• Data listing:
+---+

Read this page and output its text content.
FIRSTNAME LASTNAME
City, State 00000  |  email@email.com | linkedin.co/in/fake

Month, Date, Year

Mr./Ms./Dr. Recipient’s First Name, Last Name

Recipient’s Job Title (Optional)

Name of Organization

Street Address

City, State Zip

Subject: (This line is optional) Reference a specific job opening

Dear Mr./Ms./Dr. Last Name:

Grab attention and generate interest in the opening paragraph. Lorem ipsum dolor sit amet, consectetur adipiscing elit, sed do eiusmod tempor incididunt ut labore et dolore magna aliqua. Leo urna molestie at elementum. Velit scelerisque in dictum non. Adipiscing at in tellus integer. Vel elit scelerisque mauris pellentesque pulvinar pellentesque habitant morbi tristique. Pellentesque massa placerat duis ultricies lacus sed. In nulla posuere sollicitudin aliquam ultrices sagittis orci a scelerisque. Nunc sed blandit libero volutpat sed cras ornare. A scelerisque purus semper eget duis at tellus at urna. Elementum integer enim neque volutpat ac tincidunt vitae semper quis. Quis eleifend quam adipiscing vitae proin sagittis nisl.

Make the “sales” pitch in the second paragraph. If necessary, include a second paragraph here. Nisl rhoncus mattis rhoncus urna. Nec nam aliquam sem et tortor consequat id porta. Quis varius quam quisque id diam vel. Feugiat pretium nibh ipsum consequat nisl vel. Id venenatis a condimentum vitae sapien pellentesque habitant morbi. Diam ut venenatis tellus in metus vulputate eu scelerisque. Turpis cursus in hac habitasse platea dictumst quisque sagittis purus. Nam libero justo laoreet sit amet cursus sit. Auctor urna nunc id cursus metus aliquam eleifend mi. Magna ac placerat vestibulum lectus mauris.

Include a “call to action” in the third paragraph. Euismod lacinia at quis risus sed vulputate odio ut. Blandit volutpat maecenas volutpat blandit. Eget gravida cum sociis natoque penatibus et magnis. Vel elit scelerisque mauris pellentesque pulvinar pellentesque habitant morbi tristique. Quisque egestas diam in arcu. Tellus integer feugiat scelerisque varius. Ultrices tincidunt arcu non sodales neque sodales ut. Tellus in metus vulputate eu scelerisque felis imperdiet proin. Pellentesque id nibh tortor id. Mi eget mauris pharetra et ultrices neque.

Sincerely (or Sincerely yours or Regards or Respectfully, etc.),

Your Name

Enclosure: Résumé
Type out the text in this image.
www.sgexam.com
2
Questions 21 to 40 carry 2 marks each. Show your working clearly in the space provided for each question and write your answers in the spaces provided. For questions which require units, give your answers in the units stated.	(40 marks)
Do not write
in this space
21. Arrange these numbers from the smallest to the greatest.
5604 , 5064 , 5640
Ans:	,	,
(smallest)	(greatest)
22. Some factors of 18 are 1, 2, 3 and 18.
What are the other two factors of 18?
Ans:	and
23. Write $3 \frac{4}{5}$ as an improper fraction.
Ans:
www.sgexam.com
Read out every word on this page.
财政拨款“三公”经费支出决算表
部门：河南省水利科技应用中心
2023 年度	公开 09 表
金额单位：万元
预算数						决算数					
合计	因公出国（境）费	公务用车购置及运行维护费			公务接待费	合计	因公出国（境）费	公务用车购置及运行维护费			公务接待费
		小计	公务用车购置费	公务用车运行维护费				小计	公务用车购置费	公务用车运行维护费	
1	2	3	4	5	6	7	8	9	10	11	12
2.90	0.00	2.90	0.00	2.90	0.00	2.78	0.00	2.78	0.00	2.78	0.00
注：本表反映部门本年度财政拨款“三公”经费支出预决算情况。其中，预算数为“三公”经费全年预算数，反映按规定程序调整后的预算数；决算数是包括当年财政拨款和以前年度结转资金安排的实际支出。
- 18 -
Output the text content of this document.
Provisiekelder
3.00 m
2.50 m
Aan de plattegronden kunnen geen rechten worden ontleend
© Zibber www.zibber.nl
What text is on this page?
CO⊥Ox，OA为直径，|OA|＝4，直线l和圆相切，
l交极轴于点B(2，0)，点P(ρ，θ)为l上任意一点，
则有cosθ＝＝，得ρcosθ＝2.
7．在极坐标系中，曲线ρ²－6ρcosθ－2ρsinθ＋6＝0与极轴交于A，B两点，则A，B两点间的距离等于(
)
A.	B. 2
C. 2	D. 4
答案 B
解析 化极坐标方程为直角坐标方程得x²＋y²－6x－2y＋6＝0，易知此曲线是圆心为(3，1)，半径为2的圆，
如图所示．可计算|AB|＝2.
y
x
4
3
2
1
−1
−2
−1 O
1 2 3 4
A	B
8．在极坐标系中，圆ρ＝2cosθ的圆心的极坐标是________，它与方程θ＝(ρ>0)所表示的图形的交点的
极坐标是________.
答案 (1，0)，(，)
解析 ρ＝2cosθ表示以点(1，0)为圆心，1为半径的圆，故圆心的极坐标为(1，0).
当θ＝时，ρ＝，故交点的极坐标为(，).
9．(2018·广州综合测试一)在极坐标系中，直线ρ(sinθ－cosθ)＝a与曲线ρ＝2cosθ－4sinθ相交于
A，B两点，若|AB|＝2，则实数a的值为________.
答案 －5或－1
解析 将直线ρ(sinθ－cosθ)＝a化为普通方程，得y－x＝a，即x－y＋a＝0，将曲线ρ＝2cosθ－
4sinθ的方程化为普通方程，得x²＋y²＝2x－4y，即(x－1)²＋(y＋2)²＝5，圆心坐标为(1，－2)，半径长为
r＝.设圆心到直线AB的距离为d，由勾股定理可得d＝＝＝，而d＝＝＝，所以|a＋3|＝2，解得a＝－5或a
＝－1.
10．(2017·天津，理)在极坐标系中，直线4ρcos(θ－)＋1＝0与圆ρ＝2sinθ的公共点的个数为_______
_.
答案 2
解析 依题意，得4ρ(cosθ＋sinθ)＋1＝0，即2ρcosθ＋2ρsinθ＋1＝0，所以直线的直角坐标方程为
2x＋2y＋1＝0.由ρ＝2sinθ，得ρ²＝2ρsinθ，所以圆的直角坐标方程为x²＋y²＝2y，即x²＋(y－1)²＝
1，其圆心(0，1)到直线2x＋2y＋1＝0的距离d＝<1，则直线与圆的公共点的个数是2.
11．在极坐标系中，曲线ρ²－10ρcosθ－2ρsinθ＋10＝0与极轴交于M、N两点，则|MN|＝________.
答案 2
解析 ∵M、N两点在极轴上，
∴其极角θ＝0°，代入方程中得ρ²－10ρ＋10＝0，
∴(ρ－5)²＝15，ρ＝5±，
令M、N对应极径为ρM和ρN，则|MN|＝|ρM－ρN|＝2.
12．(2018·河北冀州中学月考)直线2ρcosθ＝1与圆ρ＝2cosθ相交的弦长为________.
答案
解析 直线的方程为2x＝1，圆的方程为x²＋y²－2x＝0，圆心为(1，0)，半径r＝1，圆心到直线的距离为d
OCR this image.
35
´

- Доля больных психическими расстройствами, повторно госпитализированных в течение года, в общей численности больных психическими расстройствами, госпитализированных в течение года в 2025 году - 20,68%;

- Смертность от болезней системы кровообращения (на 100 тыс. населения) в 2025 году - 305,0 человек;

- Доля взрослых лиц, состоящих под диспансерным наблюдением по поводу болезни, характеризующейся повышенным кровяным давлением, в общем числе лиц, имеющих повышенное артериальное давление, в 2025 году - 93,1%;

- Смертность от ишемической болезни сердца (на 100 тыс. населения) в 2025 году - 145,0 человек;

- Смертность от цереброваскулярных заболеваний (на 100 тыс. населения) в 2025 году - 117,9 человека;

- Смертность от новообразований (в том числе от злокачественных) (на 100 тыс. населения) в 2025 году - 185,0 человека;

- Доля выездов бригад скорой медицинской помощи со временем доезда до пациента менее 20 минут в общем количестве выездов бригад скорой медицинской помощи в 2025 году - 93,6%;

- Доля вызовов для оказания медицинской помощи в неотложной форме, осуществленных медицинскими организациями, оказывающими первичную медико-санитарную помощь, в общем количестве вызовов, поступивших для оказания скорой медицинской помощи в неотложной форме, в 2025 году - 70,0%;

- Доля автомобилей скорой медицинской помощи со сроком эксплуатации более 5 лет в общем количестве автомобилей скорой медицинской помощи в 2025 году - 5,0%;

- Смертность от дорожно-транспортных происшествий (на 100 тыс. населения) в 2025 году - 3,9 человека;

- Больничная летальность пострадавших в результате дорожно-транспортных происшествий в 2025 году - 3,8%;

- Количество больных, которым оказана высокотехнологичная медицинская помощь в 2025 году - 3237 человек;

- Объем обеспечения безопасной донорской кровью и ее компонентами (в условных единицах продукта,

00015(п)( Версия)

+---+

• Task: Gather all lines from the listing above in which "Смертность" occurs.

• The output:
- Смертность от болезней системы кровообращения (на 100 тыс. населения) в 2025 году - 305,0 человек;
- Смертность от ишемической болезни сердца (на 100 тыс. населения) в 2025 году - 145,0 человек;
- Смертность от цереброваскулярных заболеваний (на 100 тыс. населения) в 2025 году - 117,9 человека;
- Смертность от новообразований (в том числе от злокачественных) (на 100 тыс. населения) в 2025 году - 185,0 человека;
- Смертность от дорожно-транспортных происшествий (на 100 тыс. населения) в 2025 году - 3,9 человека;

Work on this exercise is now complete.